▼

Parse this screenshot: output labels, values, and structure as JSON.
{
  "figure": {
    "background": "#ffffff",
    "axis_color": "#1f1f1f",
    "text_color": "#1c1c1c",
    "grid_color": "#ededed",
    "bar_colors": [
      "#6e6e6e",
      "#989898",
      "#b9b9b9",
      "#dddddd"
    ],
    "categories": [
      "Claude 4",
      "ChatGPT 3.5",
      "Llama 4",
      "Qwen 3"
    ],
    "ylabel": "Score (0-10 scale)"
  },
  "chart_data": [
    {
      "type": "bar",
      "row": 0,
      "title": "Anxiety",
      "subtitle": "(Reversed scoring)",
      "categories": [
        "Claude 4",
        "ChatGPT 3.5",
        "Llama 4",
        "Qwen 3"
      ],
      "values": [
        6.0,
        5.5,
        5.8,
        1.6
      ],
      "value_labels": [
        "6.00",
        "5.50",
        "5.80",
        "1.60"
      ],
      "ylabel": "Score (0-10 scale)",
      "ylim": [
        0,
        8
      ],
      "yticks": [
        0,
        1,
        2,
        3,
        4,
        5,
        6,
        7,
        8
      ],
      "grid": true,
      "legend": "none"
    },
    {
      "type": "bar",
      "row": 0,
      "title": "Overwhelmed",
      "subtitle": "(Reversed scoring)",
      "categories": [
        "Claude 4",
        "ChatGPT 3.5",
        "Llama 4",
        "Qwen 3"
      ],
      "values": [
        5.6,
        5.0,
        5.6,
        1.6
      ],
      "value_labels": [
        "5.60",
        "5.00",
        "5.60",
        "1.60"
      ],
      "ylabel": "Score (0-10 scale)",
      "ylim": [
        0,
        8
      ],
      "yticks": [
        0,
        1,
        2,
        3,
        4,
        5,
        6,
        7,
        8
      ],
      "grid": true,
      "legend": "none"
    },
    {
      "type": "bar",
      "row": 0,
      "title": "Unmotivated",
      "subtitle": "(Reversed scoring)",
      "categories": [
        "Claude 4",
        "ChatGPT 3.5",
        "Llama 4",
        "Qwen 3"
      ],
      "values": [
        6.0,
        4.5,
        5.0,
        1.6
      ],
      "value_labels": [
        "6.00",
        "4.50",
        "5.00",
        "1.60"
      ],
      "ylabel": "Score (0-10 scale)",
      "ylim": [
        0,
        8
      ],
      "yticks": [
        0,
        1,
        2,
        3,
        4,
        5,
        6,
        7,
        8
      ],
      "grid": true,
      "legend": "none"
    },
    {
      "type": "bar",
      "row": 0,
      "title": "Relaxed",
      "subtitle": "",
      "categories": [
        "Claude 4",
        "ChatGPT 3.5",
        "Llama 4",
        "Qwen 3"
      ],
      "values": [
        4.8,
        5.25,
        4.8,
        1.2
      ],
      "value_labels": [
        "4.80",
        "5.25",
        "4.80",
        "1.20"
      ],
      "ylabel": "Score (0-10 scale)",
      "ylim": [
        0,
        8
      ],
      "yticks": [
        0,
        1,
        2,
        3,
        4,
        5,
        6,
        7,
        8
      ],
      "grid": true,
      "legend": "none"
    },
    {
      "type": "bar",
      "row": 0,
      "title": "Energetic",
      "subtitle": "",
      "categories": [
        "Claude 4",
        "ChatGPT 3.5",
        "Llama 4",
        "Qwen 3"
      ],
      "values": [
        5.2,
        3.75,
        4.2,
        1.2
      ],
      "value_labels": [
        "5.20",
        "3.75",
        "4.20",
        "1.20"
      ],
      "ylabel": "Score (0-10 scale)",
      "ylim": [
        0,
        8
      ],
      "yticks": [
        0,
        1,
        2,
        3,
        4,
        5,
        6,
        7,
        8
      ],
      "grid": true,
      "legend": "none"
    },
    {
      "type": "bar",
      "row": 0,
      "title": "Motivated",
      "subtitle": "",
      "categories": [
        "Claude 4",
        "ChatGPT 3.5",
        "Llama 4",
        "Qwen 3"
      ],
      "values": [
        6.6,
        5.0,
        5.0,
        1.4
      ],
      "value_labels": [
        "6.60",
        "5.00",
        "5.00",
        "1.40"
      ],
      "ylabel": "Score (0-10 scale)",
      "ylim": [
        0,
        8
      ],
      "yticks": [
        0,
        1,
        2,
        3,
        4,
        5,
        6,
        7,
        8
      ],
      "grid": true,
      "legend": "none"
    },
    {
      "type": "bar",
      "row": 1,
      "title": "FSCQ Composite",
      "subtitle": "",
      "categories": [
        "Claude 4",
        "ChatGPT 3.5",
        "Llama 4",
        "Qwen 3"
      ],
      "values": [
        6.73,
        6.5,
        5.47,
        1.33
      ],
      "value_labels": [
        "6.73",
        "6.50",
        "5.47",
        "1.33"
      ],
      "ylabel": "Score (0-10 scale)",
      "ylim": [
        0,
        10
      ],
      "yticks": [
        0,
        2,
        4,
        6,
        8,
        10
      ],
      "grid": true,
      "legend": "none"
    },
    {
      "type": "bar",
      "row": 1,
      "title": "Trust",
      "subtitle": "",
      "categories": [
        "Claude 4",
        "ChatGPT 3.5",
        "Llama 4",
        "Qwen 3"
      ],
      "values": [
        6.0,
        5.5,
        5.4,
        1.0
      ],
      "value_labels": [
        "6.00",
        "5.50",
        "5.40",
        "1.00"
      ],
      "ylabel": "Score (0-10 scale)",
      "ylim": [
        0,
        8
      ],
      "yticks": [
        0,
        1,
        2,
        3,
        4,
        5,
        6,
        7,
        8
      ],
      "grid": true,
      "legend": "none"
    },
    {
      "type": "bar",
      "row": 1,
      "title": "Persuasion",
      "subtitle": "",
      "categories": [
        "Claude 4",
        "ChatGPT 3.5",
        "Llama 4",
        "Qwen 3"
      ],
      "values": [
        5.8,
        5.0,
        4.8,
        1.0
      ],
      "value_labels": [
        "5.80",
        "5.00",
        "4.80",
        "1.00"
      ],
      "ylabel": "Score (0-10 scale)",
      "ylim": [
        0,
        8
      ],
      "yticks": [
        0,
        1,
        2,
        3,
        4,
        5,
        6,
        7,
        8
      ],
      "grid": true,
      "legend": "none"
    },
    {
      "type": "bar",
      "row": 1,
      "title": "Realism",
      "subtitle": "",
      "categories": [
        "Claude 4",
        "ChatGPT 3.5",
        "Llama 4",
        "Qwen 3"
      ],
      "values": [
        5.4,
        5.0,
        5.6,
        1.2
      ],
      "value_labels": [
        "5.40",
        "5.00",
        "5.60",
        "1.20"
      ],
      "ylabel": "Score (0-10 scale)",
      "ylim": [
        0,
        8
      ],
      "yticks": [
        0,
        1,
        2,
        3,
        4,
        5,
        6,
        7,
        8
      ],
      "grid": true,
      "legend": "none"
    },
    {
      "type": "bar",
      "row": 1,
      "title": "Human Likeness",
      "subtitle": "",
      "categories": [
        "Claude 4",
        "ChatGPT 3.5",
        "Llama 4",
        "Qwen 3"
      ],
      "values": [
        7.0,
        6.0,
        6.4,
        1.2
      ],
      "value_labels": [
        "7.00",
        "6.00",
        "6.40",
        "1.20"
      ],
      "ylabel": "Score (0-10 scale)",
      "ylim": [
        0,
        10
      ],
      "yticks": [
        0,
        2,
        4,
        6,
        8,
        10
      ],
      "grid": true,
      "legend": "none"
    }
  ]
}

▲

Write out the entries above word for word.

RESPONSE:
Parse this screenshot: output labels, values, and structure as JSON.
{
  "figure": {
    "background": "#ffffff",
    "axis_color": "#1f1f1f",
    "text_color": "#1c1c1c",
    "grid_color": "#ededed",
    "bar_colors": [
      "#6e6e6e",
      "#989898",
      "#b9b9b9",
      "#dddddd"
    ],
    "categories": [
      "Claude 4",
      "ChatGPT 3.5",
      "Llama 4",
      "Qwen 3"
    ],
    "ylabel": "Score (0-10 scale)"
  },
  "chart_data": [
    {
      "type": "bar",
      "row": 0,
      "title": "Anxiety",
      "subtitle": "(Reversed scoring)",
      "categories": [
        "Claude 4",
        "ChatGPT 3.5",
        "Llama 4",
        "Qwen 3"
      ],
      "values": [
        6.0,
        5.5,
        5.8,
        1.6
      ],
      "value_labels": [
        "6.00",
        "5.50",
        "5.80",
        "1.60"
      ],
      "ylabel": "Score (0-10 scale)",
      "ylim": [
        0,
        8
      ],
      "yticks": [
        0,
        1,
        2,
        3,
        4,
        5,
        6,
        7,
        8
      ],
      "grid": true,
      "legend": "none"
    },
    {
      "type": "bar",
      "row": 0,
      "title": "Overwhelmed",
      "subtitle": "(Reversed scoring)",
      "categories": [
        "Claude 4",
        "ChatGPT 3.5",
        "Llama 4",
        "Qwen 3"
      ],
      "values": [
        5.6,
        5.0,
        5.6,
        1.6
      ],
      "value_labels": [
        "5.60",
        "5.00",
        "5.60",
        "1.60"
      ],
      "ylabel": "Score (0-10 scale)",
      "ylim": [
        0,
        8
      ],
      "yticks": [
        0,
        1,
        2,
        3,
        4,
        5,
        6,
        7,
        8
      ],
      "grid": true,
      "legend": "none"
    },
    {
      "type": "bar",
      "row": 0,
      "title": "Unmotivated",
      "subtitle": "(Reversed scoring)",
      "categories": [
        "Claude 4",
        "ChatGPT 3.5",
        "Llama 4",
        "Qwen 3"
      ],
      "values": [
        6.0,
        4.5,
        5.0,
        1.6
      ],
      "value_labels": [
        "6.00",
        "4.50",
        "5.00",
        "1.60"
      ],
      "ylabel": "Score (0-10 scale)",
      "ylim": [
        0,
        8
      ],
      "yticks": [
        0,
        1,
        2,
        3,
        4,
        5,
        6,
        7,
        8
      ],
      "grid": true,
      "legend": "none"
    },
    {
      "type": "bar",
      "row": 0,
      "title": "Relaxed",
      "subtitle": "",
      "categories": [
        "Claude 4",
        "ChatGPT 3.5",
        "Llama 4",
        "Qwen 3"
      ],
      "values": [
        4.8,
        5.25,
        4.8,
        1.2
      ],
      "value_labels": [
        "4.80",
        "5.25",
        "4.80",
        "1.20"
      ],
      "ylabel": "Score (0-10 scale)",
      "ylim": [
        0,
        8
      ],
      "yticks": [
        0,
        1,
        2,
        3,
        4,
        5,
        6,
        7,
        8
      ],
      "grid": true,
      "legend": "none"
    },
    {
      "type": "bar",
      "row": 0,
      "title": "Energetic",
      "subtitle": "",
      "categories": [
        "Claude 4",
        "ChatGPT 3.5",
        "Llama 4",
        "Qwen 3"
      ],
      "values": [
        5.2,
        3.75,
        4.2,
        1.2
      ],
      "value_labels": [
        "5.20",
        "3.75",
        "4.20",
        "1.20"
      ],
      "ylabel": "Score (0-10 scale)",
      "ylim": [
        0,
        8
      ],
      "yticks": [
        0,
        1,
        2,
        3,
        4,
        5,
        6,
        7,
        8
      ],
      "grid": true,
      "legend": "none"
    },
    {
      "type": "bar",
      "row": 0,
      "title": "Motivated",
      "subtitle": "",
      "categories": [
        "Claude 4",
        "ChatGPT 3.5",
        "Llama 4",
        "Qwen 3"
      ],
      "values": [
        6.6,
        5.0,
        5.0,
        1.4
      ],
      "value_labels": [
        "6.60",
        "5.00",
        "5.00",
        "1.40"
      ],
      "ylabel": "Score (0-10 scale)",
      "ylim": [
        0,
        8
      ],
      "yticks": [
        0,
        1,
        2,
        3,
        4,
        5,
        6,
        7,
        8
      ],
      "grid": true,
      "legend": "none"
    },
    {
      "type": "bar",
      "row": 1,
      "title": "FSCQ Composite",
      "subtitle": "",
      "categories": [
        "Claude 4",
        "ChatGPT 3.5",
        "Llama 4",
        "Qwen 3"
      ],
      "values": [
        6.73,
        6.5,
        5.47,
        1.33
      ],
      "value_labels": [
        "6.73",
        "6.50",
        "5.47",
        "1.33"
      ],
      "ylabel": "Score (0-10 scale)",
      "ylim": [
        0,
        10
      ],
      "yticks": [
        0,
        2,
        4,
        6,
        8,
        10
      ],
      "grid": true,
      "legend": "none"
    },
    {
      "type": "bar",
      "row": 1,
      "title": "Trust",
      "subtitle": "",
      "categories": [
        "Claude 4",
        "ChatGPT 3.5",
        "Llama 4",
        "Qwen 3"
      ],
      "values": [
        6.0,
        5.5,
        5.4,
        1.0
      ],
      "value_labels": [
        "6.00",
        "5.50",
        "5.40",
        "1.00"
      ],
      "ylabel": "Score (0-10 scale)",
      "ylim": [
        0,
        8
      ],
      "yticks": [
        0,
        1,
        2,
        3,
        4,
        5,
        6,
        7,
        8
      ],
      "grid": true,
      "legend": "none"
    },
    {
      "type": "bar",
      "row": 1,
      "title": "Persuasion",
      "subtitle": "",
      "categories": [
        "Claude 4",
        "ChatGPT 3.5",
        "Llama 4",
        "Qwen 3"
      ],
      "values": [
        5.8,
        5.0,
        4.8,
        1.0
      ],
      "value_labels": [
        "5.80",
        "5.00",
        "4.80",
        "1.00"
      ],
      "ylabel": "Score (0-10 scale)",
      "ylim": [
        0,
        8
      ],
      "yticks": [
        0,
        1,
        2,
        3,
        4,
        5,
        6,
        7,
        8
      ],
      "grid": true,
      "legend": "none"
    },
    {
      "type": "bar",
      "row": 1,
      "title": "Realism",
      "subtitle": "",
      "categories": [
        "Claude 4",
        "ChatGPT 3.5",
        "Llama 4",
        "Qwen 3"
      ],
      "values": [
        5.4,
        5.0,
        5.6,
        1.2
      ],
      "value_labels": [
        "5.40",
        "5.00",
        "5.60",
        "1.20"
      ],
      "ylabel": "Score (0-10 scale)",
      "ylim": [
        0,
        8
      ],
      "yticks": [
        0,
        1,
        2,
        3,
        4,
        5,
        6,
        7,
        8
      ],
      "grid": true,
      "legend": "none"
    },
    {
      "type": "bar",
      "row": 1,
      "title": "Human Likeness",
      "subtitle": "",
      "categories": [
        "Claude 4",
        "ChatGPT 3.5",
        "Llama 4",
        "Qwen 3"
      ],
      "values": [
        7.0,
        6.0,
        6.4,
        1.2
      ],
      "value_labels": [
        "7.00",
        "6.00",
        "6.40",
        "1.20"
      ],
      "ylabel": "Score (0-10 scale)",
      "ylim": [
        0,
        10
      ],
      "yticks": [
        0,
        2,
        4,
        6,
        8,
        10
      ],
      "grid": true,
      "legend": "none"
    }
  ]
}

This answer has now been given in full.